■ **Given request**
All entries are to be given again verbatim.

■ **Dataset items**
____

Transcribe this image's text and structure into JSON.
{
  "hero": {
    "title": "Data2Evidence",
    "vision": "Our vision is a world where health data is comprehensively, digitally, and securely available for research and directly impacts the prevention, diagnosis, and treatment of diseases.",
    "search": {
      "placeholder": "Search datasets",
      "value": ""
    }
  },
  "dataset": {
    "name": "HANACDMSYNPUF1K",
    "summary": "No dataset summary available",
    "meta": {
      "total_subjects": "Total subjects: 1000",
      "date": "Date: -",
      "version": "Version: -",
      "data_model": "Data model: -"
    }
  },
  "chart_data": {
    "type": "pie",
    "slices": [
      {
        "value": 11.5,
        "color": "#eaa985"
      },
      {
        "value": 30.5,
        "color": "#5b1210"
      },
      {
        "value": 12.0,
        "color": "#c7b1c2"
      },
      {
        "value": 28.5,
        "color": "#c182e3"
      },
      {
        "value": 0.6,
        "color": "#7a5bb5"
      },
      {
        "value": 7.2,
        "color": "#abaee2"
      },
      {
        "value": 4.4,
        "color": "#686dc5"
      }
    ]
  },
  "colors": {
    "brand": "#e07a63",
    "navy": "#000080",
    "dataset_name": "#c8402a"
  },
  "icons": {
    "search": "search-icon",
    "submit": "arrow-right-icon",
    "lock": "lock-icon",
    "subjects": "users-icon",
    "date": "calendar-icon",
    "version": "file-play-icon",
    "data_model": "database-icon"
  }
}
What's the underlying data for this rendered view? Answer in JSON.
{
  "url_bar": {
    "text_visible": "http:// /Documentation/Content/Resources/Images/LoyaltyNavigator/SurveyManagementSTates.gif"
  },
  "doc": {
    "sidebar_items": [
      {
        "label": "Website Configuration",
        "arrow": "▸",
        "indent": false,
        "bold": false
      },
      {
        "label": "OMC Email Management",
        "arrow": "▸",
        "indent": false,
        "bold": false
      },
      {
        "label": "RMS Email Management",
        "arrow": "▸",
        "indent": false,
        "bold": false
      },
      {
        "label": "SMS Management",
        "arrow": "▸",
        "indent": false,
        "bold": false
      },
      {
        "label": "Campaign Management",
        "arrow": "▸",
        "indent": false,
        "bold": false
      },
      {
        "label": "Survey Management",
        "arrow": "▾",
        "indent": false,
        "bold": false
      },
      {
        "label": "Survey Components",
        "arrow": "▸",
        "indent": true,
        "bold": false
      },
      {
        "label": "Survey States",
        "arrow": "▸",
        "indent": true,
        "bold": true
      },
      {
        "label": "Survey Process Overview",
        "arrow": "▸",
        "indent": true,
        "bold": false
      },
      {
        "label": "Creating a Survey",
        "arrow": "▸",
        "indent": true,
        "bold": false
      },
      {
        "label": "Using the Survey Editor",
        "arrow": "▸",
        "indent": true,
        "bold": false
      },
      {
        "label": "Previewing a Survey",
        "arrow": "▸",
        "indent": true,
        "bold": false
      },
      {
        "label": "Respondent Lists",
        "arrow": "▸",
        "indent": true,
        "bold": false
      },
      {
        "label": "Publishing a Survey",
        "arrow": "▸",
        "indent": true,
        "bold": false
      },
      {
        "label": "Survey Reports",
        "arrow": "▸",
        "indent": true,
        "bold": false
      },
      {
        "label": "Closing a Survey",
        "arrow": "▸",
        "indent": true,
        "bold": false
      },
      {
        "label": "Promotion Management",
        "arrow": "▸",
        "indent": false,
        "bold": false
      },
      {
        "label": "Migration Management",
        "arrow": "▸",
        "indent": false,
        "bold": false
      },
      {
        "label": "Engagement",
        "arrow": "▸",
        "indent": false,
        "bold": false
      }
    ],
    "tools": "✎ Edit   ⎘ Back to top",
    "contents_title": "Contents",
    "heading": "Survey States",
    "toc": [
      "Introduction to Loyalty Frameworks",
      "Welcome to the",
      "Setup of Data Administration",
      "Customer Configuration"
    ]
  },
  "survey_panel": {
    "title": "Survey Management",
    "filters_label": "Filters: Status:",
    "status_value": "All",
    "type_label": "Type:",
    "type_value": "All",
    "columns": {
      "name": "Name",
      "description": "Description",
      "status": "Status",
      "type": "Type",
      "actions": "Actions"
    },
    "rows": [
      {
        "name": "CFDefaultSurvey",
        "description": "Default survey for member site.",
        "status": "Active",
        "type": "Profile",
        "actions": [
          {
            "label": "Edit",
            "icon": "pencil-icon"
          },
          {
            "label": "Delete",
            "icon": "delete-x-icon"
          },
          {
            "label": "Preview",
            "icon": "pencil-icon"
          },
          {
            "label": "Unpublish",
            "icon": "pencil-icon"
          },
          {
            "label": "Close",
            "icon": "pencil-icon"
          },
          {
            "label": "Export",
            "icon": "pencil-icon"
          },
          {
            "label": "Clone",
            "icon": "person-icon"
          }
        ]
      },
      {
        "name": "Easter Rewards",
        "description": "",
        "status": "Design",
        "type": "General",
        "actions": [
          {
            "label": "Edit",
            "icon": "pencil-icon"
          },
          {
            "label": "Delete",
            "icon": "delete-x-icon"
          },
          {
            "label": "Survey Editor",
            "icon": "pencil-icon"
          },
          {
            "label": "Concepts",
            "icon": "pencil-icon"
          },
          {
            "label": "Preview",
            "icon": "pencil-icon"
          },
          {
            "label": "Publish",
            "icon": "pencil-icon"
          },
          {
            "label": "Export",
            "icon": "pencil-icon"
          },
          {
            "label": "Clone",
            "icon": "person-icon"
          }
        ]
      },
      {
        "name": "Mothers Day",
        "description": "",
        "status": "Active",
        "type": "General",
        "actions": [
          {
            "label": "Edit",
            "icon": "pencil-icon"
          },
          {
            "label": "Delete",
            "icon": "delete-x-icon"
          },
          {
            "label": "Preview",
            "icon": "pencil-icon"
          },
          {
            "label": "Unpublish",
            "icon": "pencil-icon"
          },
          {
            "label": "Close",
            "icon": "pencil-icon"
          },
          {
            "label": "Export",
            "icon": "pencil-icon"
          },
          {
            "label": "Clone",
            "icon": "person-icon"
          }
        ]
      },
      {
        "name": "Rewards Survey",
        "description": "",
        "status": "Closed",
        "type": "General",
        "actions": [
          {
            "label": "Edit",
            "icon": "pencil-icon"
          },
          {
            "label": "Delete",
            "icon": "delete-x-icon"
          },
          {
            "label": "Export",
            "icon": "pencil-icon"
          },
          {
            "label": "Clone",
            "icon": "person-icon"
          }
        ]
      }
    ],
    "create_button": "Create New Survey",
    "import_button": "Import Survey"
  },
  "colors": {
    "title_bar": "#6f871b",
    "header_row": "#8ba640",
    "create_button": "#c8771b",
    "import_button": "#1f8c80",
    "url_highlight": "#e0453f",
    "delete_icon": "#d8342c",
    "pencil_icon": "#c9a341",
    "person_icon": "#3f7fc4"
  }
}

____

■ **Solution to the exercise**
Transcribe this image's text and structure into JSON.
{
  "hero": {
    "title": "Data2Evidence",
    "vision": "Our vision is a world where health data is comprehensively, digitally, and securely available for research and directly impacts the prevention, diagnosis, and treatment of diseases.",
    "search": {
      "placeholder": "Search datasets",
      "value": ""
    }
  },
  "dataset": {
    "name": "HANACDMSYNPUF1K",
    "summary": "No dataset summary available",
    "meta": {
      "total_subjects": "Total subjects: 1000",
      "date": "Date: -",
      "version": "Version: -",
      "data_model": "Data model: -"
    }
  },
  "chart_data": {
    "type": "pie",
    "slices": [
      {
        "value": 11.5,
        "color": "#eaa985"
      },
      {
        "value": 30.5,
        "color": "#5b1210"
      },
      {
        "value": 12.0,
        "color": "#c7b1c2"
      },
      {
        "value": 28.5,
        "color": "#c182e3"
      },
      {
        "value": 0.6,
        "color": "#7a5bb5"
      },
      {
        "value": 7.2,
        "color": "#abaee2"
      },
      {
        "value": 4.4,
        "color": "#686dc5"
      }
    ]
  },
  "colors": {
    "brand": "#e07a63",
    "navy": "#000080",
    "dataset_name": "#c8402a"
  },
  "icons": {
    "search": "search-icon",
    "submit": "arrow-right-icon",
    "lock": "lock-icon",
    "subjects": "users-icon",
    "date": "calendar-icon",
    "version": "file-play-icon",
    "data_model": "database-icon"
  }
}
What's the underlying data for this rendered view? Answer in JSON.
{
  "url_bar": {
    "text_visible": "http:// /Documentation/Content/Resources/Images/LoyaltyNavigator/SurveyManagementSTates.gif"
  },
  "doc": {
    "sidebar_items": [
      {
        "label": "Website Configuration",
        "arrow": "▸",
        "indent": false,
        "bold": false
      },
      {
        "label": "OMC Email Management",
        "arrow": "▸",
        "indent": false,
        "bold": false
      },
      {
        "label": "RMS Email Management",
        "arrow": "▸",
        "indent": false,
        "bold": false
      },
      {
        "label": "SMS Management",
        "arrow": "▸",
        "indent": false,
        "bold": false
      },
      {
        "label": "Campaign Management",
        "arrow": "▸",
        "indent": false,
        "bold": false
      },
      {
        "label": "Survey Management",
        "arrow": "▾",
        "indent": false,
        "bold": false
      },
      {
        "label": "Survey Components",
        "arrow": "▸",
        "indent": true,
        "bold": false
      },
      {
        "label": "Survey States",
        "arrow": "▸",
        "indent": true,
        "bold": true
      },
      {
        "label": "Survey Process Overview",
        "arrow": "▸",
        "indent": true,
        "bold": false
      },
      {
        "label": "Creating a Survey",
        "arrow": "▸",
        "indent": true,
        "bold": false
      },
      {
        "label": "Using the Survey Editor",
        "arrow": "▸",
        "indent": true,
        "bold": false
      },
      {
        "label": "Previewing a Survey",
        "arrow": "▸",
        "indent": true,
        "bold": false
      },
      {
        "label": "Respondent Lists",
        "arrow": "▸",
        "indent": true,
        "bold": false
      },
      {
        "label": "Publishing a Survey",
        "arrow": "▸",
        "indent": true,
        "bold": false
      },
      {
        "label": "Survey Reports",
        "arrow": "▸",
        "indent": true,
        "bold": false
      },
      {
        "label": "Closing a Survey",
        "arrow": "▸",
        "indent": true,
        "bold": false
      },
      {
        "label": "Promotion Management",
        "arrow": "▸",
        "indent": false,
        "bold": false
      },
      {
        "label": "Migration Management",
        "arrow": "▸",
        "indent": false,
        "bold": false
      },
      {
        "label": "Engagement",
        "arrow": "▸",
        "indent": false,
        "bold": false
      }
    ],
    "tools": "✎ Edit   ⎘ Back to top",
    "contents_title": "Contents",
    "heading": "Survey States",
    "toc": [
      "Introduction to Loyalty Frameworks",
      "Welcome to the",
      "Setup of Data Administration",
      "Customer Configuration"
    ]
  },
  "survey_panel": {
    "title": "Survey Management",
    "filters_label": "Filters: Status:",
    "status_value": "All",
    "type_label": "Type:",
    "type_value": "All",
    "columns": {
      "name": "Name",
      "description": "Description",
      "status": "Status",
      "type": "Type",
      "actions": "Actions"
    },
    "rows": [
      {
        "name": "CFDefaultSurvey",
        "description": "Default survey for member site.",
        "status": "Active",
        "type": "Profile",
        "actions": [
          {
            "label": "Edit",
            "icon": "pencil-icon"
          },
          {
            "label": "Delete",
            "icon": "delete-x-icon"
          },
          {
            "label": "Preview",
            "icon": "pencil-icon"
          },
          {
            "label": "Unpublish",
            "icon": "pencil-icon"
          },
          {
            "label": "Close",
            "icon": "pencil-icon"
          },
          {
            "label": "Export",
            "icon": "pencil-icon"
          },
          {
            "label": "Clone",
            "icon": "person-icon"
          }
        ]
      },
      {
        "name": "Easter Rewards",
        "description": "",
        "status": "Design",
        "type": "General",
        "actions": [
          {
            "label": "Edit",
            "icon": "pencil-icon"
          },
          {
            "label": "Delete",
            "icon": "delete-x-icon"
          },
          {
            "label": "Survey Editor",
            "icon": "pencil-icon"
          },
          {
            "label": "Concepts",
            "icon": "pencil-icon"
          },
          {
            "label": "Preview",
            "icon": "pencil-icon"
          },
          {
            "label": "Publish",
            "icon": "pencil-icon"
          },
          {
            "label": "Export",
            "icon": "pencil-icon"
          },
          {
            "label": "Clone",
            "icon": "person-icon"
          }
        ]
      },
      {
        "name": "Mothers Day",
        "description": "",
        "status": "Active",
        "type": "General",
        "actions": [
          {
            "label": "Edit",
            "icon": "pencil-icon"
          },
          {
            "label": "Delete",
            "icon": "delete-x-icon"
          },
          {
            "label": "Preview",
            "icon": "pencil-icon"
          },
          {
            "label": "Unpublish",
            "icon": "pencil-icon"
          },
          {
            "label": "Close",
            "icon": "pencil-icon"
          },
          {
            "label": "Export",
            "icon": "pencil-icon"
          },
          {
            "label": "Clone",
            "icon": "person-icon"
          }
        ]
      },
      {
        "name": "Rewards Survey",
        "description": "",
        "status": "Closed",
        "type": "General",
        "actions": [
          {
            "label": "Edit",
            "icon": "pencil-icon"
          },
          {
            "label": "Delete",
            "icon": "delete-x-icon"
          },
          {
            "label": "Export",
            "icon": "pencil-icon"
          },
          {
            "label": "Clone",
            "icon": "person-icon"
          }
        ]
      }
    ],
    "create_button": "Create New Survey",
    "import_button": "Import Survey"
  },
  "colors": {
    "title_bar": "#6f871b",
    "header_row": "#8ba640",
    "create_button": "#c8771b",
    "import_button": "#1f8c80",
    "url_highlight": "#e0453f",
    "delete_icon": "#d8342c",
    "pencil_icon": "#c9a341",
    "person_icon": "#3f7fc4"
  }
}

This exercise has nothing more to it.